What to produce — Pick out the lines containing "xlabel".

[Dataset entries on figures]
§

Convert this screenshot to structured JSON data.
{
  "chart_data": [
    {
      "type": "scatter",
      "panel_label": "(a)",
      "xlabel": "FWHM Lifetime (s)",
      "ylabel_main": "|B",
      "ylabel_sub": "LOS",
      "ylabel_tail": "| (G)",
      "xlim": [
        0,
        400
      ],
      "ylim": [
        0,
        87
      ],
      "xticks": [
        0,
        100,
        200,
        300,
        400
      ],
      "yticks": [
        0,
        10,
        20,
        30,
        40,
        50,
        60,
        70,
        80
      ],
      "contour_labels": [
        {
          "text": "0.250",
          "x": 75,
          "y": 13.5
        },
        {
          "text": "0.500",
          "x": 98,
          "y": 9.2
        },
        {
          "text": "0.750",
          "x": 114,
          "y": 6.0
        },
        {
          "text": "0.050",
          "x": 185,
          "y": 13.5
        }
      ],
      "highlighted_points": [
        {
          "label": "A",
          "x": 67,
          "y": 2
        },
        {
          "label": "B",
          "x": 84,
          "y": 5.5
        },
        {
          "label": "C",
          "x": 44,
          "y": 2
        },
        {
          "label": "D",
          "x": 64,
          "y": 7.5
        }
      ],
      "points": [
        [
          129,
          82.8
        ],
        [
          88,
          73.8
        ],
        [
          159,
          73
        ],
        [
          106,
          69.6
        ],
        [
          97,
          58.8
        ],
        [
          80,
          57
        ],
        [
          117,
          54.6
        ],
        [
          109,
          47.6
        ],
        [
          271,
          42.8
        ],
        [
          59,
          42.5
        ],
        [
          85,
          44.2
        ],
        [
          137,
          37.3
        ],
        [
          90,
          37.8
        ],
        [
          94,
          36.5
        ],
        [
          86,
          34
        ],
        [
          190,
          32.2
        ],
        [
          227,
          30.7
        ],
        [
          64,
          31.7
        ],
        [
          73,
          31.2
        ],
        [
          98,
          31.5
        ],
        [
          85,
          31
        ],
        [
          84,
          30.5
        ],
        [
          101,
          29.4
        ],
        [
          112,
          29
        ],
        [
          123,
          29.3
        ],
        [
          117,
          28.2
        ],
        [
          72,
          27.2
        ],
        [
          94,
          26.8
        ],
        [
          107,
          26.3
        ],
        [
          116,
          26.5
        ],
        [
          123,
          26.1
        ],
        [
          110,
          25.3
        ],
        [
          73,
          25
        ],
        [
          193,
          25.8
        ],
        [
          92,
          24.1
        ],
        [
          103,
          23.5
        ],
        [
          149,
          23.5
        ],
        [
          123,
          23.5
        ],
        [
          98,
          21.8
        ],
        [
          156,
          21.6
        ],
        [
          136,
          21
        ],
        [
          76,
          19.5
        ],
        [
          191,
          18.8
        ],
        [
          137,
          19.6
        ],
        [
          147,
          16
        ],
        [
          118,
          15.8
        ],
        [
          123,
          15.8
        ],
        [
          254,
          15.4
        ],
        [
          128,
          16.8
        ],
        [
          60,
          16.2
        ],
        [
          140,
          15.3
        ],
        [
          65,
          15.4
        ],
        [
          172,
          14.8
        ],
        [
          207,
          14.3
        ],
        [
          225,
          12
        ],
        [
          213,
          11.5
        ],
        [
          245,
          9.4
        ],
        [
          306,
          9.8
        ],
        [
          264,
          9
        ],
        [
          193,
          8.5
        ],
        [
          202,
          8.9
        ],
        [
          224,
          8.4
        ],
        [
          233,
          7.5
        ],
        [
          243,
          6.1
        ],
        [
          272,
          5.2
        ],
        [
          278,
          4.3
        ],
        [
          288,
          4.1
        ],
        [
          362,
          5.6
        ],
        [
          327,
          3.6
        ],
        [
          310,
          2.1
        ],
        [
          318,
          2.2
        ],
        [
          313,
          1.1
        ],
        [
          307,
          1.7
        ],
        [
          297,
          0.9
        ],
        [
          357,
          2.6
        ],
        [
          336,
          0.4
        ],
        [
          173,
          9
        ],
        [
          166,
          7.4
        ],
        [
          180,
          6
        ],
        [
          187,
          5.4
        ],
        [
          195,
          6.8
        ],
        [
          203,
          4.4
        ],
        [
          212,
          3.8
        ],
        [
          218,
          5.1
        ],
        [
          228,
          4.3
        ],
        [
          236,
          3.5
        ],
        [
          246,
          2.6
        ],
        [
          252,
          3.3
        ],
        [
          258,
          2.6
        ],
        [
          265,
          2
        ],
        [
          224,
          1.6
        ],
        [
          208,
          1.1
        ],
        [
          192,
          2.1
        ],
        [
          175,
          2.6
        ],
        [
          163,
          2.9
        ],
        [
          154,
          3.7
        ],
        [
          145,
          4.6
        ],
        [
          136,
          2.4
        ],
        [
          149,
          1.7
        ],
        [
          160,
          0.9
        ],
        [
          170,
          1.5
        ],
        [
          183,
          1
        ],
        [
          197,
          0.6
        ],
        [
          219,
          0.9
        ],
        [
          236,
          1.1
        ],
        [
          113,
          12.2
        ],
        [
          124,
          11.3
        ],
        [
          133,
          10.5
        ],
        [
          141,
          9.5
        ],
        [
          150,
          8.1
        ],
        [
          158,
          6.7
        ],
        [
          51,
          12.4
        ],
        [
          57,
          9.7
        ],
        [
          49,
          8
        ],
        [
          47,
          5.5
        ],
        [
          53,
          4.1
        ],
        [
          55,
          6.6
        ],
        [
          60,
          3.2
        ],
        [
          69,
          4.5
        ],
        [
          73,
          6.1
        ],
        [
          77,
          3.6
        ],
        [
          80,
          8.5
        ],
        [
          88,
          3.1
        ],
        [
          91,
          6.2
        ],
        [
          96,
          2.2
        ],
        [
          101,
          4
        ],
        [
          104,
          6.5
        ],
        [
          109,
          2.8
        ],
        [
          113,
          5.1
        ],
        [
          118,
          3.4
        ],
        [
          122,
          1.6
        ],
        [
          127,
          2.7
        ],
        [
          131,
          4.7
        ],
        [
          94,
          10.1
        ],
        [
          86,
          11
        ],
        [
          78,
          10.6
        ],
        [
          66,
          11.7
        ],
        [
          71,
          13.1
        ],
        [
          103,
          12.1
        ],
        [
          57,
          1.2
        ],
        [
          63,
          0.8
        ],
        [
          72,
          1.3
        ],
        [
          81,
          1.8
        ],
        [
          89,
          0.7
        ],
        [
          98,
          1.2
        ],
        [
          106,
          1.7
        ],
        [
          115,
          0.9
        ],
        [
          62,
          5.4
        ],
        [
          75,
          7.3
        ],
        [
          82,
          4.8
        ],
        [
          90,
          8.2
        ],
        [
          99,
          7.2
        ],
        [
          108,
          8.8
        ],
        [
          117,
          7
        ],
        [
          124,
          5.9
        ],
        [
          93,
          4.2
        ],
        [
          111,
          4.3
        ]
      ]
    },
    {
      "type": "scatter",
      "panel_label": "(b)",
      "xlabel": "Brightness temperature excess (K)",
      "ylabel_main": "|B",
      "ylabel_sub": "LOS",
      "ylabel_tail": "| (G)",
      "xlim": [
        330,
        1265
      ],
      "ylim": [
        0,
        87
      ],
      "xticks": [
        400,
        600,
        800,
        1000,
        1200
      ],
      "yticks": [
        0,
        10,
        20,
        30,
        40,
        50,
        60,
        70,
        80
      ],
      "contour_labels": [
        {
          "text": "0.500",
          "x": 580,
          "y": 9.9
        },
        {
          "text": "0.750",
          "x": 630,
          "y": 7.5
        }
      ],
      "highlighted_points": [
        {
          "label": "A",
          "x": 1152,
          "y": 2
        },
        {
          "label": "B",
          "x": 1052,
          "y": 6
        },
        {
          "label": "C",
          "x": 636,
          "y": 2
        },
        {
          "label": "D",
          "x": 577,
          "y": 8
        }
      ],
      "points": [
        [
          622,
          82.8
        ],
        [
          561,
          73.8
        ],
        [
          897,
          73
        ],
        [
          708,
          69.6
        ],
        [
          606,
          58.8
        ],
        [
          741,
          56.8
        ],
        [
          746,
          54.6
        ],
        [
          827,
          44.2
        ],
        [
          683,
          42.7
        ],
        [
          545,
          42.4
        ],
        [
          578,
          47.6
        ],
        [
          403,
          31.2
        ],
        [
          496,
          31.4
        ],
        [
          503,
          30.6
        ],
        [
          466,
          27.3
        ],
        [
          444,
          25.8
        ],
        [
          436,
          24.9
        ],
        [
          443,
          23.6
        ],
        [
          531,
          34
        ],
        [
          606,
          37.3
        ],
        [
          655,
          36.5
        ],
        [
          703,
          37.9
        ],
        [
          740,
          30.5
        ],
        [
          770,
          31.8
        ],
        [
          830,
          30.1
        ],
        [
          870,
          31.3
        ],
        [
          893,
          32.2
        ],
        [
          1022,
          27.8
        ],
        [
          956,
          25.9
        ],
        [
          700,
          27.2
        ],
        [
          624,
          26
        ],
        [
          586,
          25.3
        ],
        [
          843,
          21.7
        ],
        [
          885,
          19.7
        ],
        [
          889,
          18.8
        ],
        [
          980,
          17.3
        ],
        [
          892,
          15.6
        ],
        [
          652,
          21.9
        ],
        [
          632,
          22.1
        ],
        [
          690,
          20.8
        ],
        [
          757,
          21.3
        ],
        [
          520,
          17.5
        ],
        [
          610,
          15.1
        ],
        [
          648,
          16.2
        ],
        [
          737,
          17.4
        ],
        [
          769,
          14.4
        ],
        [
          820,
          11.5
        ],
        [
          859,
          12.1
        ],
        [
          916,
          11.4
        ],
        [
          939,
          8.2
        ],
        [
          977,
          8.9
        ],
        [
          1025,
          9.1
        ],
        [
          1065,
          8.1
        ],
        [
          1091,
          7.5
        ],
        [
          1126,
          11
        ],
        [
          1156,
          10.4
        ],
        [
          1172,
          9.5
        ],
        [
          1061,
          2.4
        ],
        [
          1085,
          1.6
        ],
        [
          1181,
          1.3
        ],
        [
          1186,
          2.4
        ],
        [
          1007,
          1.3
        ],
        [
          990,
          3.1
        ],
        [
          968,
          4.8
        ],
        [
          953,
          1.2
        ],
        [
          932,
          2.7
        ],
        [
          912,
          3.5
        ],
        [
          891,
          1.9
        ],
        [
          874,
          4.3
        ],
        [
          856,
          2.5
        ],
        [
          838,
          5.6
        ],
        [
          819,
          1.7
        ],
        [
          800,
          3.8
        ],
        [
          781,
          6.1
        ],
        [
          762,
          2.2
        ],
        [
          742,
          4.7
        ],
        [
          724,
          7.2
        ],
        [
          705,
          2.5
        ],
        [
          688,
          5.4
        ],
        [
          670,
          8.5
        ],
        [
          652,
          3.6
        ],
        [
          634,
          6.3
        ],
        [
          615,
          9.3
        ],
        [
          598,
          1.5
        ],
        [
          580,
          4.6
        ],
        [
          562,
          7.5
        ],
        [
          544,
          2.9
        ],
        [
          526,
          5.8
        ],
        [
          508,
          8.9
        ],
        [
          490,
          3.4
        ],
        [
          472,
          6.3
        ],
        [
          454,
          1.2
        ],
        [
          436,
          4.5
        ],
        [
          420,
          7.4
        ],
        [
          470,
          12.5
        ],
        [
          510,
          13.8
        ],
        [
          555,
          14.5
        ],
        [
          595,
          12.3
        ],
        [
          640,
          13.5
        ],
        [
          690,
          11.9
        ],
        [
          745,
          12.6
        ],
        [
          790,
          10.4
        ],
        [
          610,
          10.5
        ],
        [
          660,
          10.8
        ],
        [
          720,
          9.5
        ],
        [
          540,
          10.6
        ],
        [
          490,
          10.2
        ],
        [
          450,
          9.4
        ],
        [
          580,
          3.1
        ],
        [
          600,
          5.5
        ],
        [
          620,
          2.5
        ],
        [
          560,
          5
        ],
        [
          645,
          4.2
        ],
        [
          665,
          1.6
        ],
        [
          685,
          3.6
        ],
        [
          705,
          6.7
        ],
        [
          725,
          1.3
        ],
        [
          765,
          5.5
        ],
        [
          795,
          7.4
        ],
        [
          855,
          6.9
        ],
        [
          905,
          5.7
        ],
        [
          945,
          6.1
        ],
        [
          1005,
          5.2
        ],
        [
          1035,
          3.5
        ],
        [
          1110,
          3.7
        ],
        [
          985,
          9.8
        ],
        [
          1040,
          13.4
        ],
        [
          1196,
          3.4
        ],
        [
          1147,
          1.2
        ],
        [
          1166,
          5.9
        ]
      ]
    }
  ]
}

§

Finished exercise —
      "xlabel": "FWHM Lifetime (s)",
      "xlabel": "Brightness temperature excess (K)",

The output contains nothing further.